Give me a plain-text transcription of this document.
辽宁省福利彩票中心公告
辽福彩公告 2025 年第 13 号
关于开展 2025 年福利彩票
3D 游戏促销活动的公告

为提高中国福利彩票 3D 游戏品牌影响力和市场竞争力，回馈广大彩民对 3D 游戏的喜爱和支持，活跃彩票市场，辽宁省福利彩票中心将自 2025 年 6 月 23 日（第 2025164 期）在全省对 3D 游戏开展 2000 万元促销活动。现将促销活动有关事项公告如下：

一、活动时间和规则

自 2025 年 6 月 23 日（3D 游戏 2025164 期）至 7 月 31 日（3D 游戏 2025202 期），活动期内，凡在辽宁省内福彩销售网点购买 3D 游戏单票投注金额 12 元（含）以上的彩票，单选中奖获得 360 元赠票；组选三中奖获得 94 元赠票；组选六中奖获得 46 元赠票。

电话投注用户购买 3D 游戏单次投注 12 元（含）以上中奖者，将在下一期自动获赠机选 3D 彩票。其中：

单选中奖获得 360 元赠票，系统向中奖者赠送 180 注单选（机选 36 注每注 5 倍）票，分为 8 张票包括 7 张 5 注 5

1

--

= Do this =
Reproduce all the records precisely.

= The output =
Give me a plain-text transcription of this document.
辽宁省福利彩票中心公告
辽福彩公告 2025 年第 13 号
关于开展 2025 年福利彩票
3D 游戏促销活动的公告

为提高中国福利彩票 3D 游戏品牌影响力和市场竞争力，回馈广大彩民对 3D 游戏的喜爱和支持，活跃彩票市场，辽宁省福利彩票中心将自 2025 年 6 月 23 日（第 2025164 期）在全省对 3D 游戏开展 2000 万元促销活动。现将促销活动有关事项公告如下：

一、活动时间和规则

自 2025 年 6 月 23 日（3D 游戏 2025164 期）至 7 月 31 日（3D 游戏 2025202 期），活动期内，凡在辽宁省内福彩销售网点购买 3D 游戏单票投注金额 12 元（含）以上的彩票，单选中奖获得 360 元赠票；组选三中奖获得 94 元赠票；组选六中奖获得 46 元赠票。

电话投注用户购买 3D 游戏单次投注 12 元（含）以上中奖者，将在下一期自动获赠机选 3D 彩票。其中：

单选中奖获得 360 元赠票，系统向中奖者赠送 180 注单选（机选 36 注每注 5 倍）票，分为 8 张票包括 7 张 5 注 5

1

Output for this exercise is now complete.